### [QUÉ HARÁS]
a) Devuelve sin cambios el tramo del texto sobre el machismo que va desde "Pero, aunque este" hasta "igualdad y equidad.".
b) Según el texto sobre el machismo, ¿qué hace que hombres y mujeres adquieran hábitos en los que predomina el hombre? Responde en una a tres oraciones.
c) Prolonga el texto sobre el machismo a partir del punto en que termina.

### [FRAGMENTO PROPORCIONADO]
Puedo ser un agresor, soy un hombre.

Las mujeres deberían cuidarse de mí, recelar, mirar con tiento, con tino, a este individuo y a cualquier otro hombre de los que tengan alrededor.

Las sociedades todas, son machistas. Nos educan en desigualdad a hombre y a mujeres. Unos y otros recibimos impulsos diferentes en todos los órdenes desde que nacemos. Es más, hay sociedades, a día de hoy -y somos conscientes de ello- que en sus núcleos más tradicionales, más arcaicos, en muchos pueblos y aldeas aisladas, cuando el primogénito no es un varón, simplemente matan a la niña recién nacida: dicen que nació muerta. No estoy soñando cuando digo esto ni agarrado al hilo de la ficción. Simplemente, la exterminan, la quitan de enmedio, la matan decía, ante la anuencia de todos.

Pero, aunque este asesinato selectivo no se de en forma generalizada afortunadamente, en el resto de sociedades que habitamos, el proceso de aculturación y también la legislación vigente coloca siempre a la mujer en una situación de desventaja en la parrilla de salida hacia la vida, hacia el desarrollo individual como ser humano en condiciones de igualdad y equidad.

Las consignas de origen consuetudinario que se reciben en la familia, la ropa con la que nos visten, el reparto del trabajo en la casa o la educación en valores diferenciada, hacen que hombres y mujeres adquieran unos hábitos en donde la predominancia del hombre siempre está por encima de la opinión de la mujer.

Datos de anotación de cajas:
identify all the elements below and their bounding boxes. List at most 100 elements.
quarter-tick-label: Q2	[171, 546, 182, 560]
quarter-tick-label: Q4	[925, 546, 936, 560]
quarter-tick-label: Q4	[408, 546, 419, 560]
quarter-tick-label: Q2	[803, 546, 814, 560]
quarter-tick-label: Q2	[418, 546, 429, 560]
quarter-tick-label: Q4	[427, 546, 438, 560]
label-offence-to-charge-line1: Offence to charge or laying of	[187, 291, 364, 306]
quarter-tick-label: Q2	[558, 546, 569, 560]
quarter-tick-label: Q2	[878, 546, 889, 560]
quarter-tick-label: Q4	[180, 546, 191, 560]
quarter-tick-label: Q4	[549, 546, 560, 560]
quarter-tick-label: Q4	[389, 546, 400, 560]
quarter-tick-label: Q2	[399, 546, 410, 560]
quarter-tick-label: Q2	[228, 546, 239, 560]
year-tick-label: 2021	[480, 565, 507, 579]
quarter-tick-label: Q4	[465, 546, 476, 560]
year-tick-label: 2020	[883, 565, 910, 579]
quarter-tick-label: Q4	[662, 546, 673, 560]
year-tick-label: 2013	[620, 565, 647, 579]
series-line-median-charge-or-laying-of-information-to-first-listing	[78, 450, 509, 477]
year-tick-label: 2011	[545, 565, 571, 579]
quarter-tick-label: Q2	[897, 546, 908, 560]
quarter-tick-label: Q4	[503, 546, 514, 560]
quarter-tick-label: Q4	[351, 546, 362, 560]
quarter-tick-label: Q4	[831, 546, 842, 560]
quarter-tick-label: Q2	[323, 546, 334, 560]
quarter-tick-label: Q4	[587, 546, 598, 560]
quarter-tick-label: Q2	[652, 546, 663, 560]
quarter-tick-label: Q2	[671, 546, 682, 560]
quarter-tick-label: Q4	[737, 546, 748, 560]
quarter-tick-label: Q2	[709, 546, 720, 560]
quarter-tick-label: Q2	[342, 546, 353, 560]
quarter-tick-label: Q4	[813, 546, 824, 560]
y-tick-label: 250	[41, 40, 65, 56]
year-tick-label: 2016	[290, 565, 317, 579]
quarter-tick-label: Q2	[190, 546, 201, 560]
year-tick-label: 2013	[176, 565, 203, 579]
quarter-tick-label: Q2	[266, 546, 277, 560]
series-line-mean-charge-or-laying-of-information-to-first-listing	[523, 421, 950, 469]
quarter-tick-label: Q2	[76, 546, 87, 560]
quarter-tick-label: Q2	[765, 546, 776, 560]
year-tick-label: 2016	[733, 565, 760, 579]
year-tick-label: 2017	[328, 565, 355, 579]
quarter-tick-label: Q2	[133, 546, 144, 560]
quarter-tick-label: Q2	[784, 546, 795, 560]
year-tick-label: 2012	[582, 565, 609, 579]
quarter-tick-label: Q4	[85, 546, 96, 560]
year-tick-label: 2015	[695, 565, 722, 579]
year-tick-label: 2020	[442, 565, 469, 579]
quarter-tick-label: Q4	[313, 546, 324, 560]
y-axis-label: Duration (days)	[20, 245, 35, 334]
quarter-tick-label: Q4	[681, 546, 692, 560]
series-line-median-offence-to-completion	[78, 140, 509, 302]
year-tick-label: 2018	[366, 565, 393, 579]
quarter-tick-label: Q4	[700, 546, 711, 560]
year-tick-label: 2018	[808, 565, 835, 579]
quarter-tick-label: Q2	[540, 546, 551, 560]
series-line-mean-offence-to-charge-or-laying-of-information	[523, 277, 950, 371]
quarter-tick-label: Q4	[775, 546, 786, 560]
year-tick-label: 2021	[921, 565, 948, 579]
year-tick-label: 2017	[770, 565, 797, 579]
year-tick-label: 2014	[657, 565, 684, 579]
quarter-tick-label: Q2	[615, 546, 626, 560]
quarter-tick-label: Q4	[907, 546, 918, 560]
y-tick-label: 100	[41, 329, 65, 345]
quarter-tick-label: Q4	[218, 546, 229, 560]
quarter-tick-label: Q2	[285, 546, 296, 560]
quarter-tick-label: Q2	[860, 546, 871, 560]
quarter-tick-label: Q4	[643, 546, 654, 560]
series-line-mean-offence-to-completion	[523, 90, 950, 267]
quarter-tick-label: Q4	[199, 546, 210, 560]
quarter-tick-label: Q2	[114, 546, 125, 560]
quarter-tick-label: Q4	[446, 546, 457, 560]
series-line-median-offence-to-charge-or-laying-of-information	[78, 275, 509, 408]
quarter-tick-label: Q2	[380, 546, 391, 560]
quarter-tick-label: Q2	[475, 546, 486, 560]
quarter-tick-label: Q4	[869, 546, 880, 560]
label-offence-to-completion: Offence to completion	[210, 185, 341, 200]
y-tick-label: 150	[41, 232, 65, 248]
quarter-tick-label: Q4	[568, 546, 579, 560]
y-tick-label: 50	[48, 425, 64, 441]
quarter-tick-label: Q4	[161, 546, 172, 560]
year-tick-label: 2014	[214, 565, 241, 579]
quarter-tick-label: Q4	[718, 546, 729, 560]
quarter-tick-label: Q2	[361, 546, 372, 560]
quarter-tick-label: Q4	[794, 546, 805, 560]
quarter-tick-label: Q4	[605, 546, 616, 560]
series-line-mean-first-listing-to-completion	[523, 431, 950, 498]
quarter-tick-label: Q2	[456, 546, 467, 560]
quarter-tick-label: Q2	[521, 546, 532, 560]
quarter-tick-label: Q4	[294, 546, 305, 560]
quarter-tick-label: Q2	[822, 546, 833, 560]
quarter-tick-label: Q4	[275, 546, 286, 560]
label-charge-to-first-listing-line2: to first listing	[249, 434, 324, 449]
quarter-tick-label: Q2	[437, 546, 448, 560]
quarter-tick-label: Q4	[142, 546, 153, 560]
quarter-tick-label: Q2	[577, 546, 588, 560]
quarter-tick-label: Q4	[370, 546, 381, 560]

### [RESPUESTAS]
a)
Pero, aunque este asesinato selectivo no se de en forma generalizada afortunadamente, en el resto de sociedades que habitamos, el proceso de aculturación y también la legislación vigente coloca siempre a la mujer en una situación de desventaja en la parrilla de salida hacia la vida, hacia el desarrollo individual como ser humano en condiciones de igualdad y equidad.

b) Esos hábitos surgen de las consignas de origen consuetudinario que se reciben en la familia, de la ropa con la que nos visten, del reparto del trabajo en la casa y de la educación en valores diferenciada. Todo ello hace que la predominancia del hombre quede siempre por encima de la opinión de la mujer.

c)
¡Soy un hombre, mujer! Me educaron para darte órdenes, para que, siempre, siempre, estuvieras de alguna manera obligada para con mi género. -dicen, podrían decir o piensan la mayoría de los hombres.

El año que viene, si llega, quien escribe esto será sexagenario. Recuerdo cómo en la casa de mi niñez, ubicada en un pueblo de la baja Andalucía, mi madre y mis hermanas eran quienes hacían y nos servían la comida a mi padre, a mí (el primogénito) y a mis hermanos menores, por ese orden. También nos hacían las camas, estaban a cargo de la limpieza de la casa e, incluso, cuando era menester, limpiaban nuestro calzado.

Nací, crecí y me eduqué, en ese ambiente, mujer. Por eso no deberías confiar jamás en hombre alguno, tampoco en mí.

Y aunque las Constituciones democráticas (esto no es una ambiguedad, las hay que no lo son) han venido a paliar, al menos a tenor de la letra impresa, esta degradante circunstancia, la realidad es que las conductas machistas, retrógradas y contrarias a la Declaración Universal de los Derechos Humanos, siguen formando parte del pensamiento y de la conducta de los hombres; que, en los hondones de su comportamiento anda escondida, agazapada, una como chispa de cólera dispuesta a saltar sobre la mujer e imponerse a ella.

Así mismo, a pesar de que la Ley prodigue la igualdad de hombres y mujeres (da hasta vergüenza tener que escribirlo), lo cierto es que todas las estructuras de poder, con honrosas excepciones, son machistas.

Los chistes, los comentarios jocosos, la educación reglada, las religiones, los anuncios audiovisuales, incluso el lenguaje... está conjurado para que el hombre sea dominante y la mujer pasiva.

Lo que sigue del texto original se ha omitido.